%%

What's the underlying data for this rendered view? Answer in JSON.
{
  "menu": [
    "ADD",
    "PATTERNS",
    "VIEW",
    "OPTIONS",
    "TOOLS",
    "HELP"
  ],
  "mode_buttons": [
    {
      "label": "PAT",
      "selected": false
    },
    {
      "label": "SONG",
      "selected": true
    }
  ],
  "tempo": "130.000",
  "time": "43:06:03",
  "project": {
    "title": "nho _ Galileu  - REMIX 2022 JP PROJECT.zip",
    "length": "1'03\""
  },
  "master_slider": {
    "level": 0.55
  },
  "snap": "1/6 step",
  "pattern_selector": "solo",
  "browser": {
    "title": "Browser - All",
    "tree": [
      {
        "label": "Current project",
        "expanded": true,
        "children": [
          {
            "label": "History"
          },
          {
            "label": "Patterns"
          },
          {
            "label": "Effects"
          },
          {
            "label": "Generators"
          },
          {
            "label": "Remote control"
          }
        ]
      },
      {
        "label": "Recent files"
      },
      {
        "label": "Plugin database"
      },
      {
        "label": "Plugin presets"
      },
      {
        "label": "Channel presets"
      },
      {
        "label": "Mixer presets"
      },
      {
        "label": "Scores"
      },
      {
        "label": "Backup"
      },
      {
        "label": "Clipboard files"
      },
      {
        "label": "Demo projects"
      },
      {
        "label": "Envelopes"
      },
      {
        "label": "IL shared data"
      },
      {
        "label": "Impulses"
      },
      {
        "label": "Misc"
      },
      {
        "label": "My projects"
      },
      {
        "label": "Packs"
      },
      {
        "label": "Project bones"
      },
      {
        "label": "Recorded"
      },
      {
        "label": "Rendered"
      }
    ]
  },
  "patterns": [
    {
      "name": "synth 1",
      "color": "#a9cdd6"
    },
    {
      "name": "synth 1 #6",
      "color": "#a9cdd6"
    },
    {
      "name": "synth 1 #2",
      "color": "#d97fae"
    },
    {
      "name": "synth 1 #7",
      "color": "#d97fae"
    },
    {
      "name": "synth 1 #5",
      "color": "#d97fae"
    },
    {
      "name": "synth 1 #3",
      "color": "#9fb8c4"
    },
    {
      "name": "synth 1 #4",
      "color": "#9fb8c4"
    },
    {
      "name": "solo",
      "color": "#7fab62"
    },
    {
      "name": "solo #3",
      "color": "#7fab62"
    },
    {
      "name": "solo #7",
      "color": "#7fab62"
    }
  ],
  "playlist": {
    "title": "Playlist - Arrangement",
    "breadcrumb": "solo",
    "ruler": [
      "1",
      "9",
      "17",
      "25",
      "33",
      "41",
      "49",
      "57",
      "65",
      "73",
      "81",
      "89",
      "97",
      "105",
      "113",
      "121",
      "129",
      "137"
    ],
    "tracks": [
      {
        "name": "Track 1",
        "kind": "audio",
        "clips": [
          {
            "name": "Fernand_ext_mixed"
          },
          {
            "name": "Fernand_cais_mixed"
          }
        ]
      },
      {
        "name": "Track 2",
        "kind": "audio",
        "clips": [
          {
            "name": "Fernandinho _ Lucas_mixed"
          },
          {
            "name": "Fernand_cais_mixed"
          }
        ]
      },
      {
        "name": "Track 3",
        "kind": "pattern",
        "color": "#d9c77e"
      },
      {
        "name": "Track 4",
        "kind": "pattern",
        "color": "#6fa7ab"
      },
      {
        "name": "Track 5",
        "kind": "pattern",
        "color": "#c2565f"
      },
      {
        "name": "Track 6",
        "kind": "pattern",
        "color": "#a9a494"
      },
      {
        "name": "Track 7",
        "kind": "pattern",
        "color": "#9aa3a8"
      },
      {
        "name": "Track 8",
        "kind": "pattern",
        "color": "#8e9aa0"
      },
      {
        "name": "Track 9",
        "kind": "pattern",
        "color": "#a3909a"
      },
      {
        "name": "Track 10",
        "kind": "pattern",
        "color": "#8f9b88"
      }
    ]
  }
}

%%

To be done
Each record above should be repeated exactly as it appears.

Result
What's the underlying data for this rendered view? Answer in JSON.
{
  "menu": [
    "ADD",
    "PATTERNS",
    "VIEW",
    "OPTIONS",
    "TOOLS",
    "HELP"
  ],
  "mode_buttons": [
    {
      "label": "PAT",
      "selected": false
    },
    {
      "label": "SONG",
      "selected": true
    }
  ],
  "tempo": "130.000",
  "time": "43:06:03",
  "project": {
    "title": "nho _ Galileu  - REMIX 2022 JP PROJECT.zip",
    "length": "1'03\""
  },
  "master_slider": {
    "level": 0.55
  },
  "snap": "1/6 step",
  "pattern_selector": "solo",
  "browser": {
    "title": "Browser - All",
    "tree": [
      {
        "label": "Current project",
        "expanded": true,
        "children": [
          {
            "label": "History"
          },
          {
            "label": "Patterns"
          },
          {
            "label": "Effects"
          },
          {
            "label": "Generators"
          },
          {
            "label": "Remote control"
          }
        ]
      },
      {
        "label": "Recent files"
      },
      {
        "label": "Plugin database"
      },
      {
        "label": "Plugin presets"
      },
      {
        "label": "Channel presets"
      },
      {
        "label": "Mixer presets"
      },
      {
        "label": "Scores"
      },
      {
        "label": "Backup"
      },
      {
        "label": "Clipboard files"
      },
      {
        "label": "Demo projects"
      },
      {
        "label": "Envelopes"
      },
      {
        "label": "IL shared data"
      },
      {
        "label": "Impulses"
      },
      {
        "label": "Misc"
      },
      {
        "label": "My projects"
      },
      {
        "label": "Packs"
      },
      {
        "label": "Project bones"
      },
      {
        "label": "Recorded"
      },
      {
        "label": "Rendered"
      }
    ]
  },
  "patterns": [
    {
      "name": "synth 1",
      "color": "#a9cdd6"
    },
    {
      "name": "synth 1 #6",
      "color": "#a9cdd6"
    },
    {
      "name": "synth 1 #2",
      "color": "#d97fae"
    },
    {
      "name": "synth 1 #7",
      "color": "#d97fae"
    },
    {
      "name": "synth 1 #5",
      "color": "#d97fae"
    },
    {
      "name": "synth 1 #3",
      "color": "#9fb8c4"
    },
    {
      "name": "synth 1 #4",
      "color": "#9fb8c4"
    },
    {
      "name": "solo",
      "color": "#7fab62"
    },
    {
      "name": "solo #3",
      "color": "#7fab62"
    },
    {
      "name": "solo #7",
      "color": "#7fab62"
    }
  ],
  "playlist": {
    "title": "Playlist - Arrangement",
    "breadcrumb": "solo",
    "ruler": [
      "1",
      "9",
      "17",
      "25",
      "33",
      "41",
      "49",
      "57",
      "65",
      "73",
      "81",
      "89",
      "97",
      "105",
      "113",
      "121",
      "129",
      "137"
    ],
    "tracks": [
      {
        "name": "Track 1",
        "kind": "audio",
        "clips": [
          {
            "name": "Fernand_ext_mixed"
          },
          {
            "name": "Fernand_cais_mixed"
          }
        ]
      },
      {
        "name": "Track 2",
        "kind": "audio",
        "clips": [
          {
            "name": "Fernandinho _ Lucas_mixed"
          },
          {
            "name": "Fernand_cais_mixed"
          }
        ]
      },
      {
        "name": "Track 3",
        "kind": "pattern",
        "color": "#d9c77e"
      },
      {
        "name": "Track 4",
        "kind": "pattern",
        "color": "#6fa7ab"
      },
      {
        "name": "Track 5",
        "kind": "pattern",
        "color": "#c2565f"
      },
      {
        "name": "Track 6",
        "kind": "pattern",
        "color": "#a9a494"
      },
      {
        "name": "Track 7",
        "kind": "pattern",
        "color": "#9aa3a8"
      },
      {
        "name": "Track 8",
        "kind": "pattern",
        "color": "#8e9aa0"
      },
      {
        "name": "Track 9",
        "kind": "pattern",
        "color": "#a3909a"
      },
      {
        "name": "Track 10",
        "kind": "pattern",
        "color": "#8f9b88"
      }
    ]
  }
}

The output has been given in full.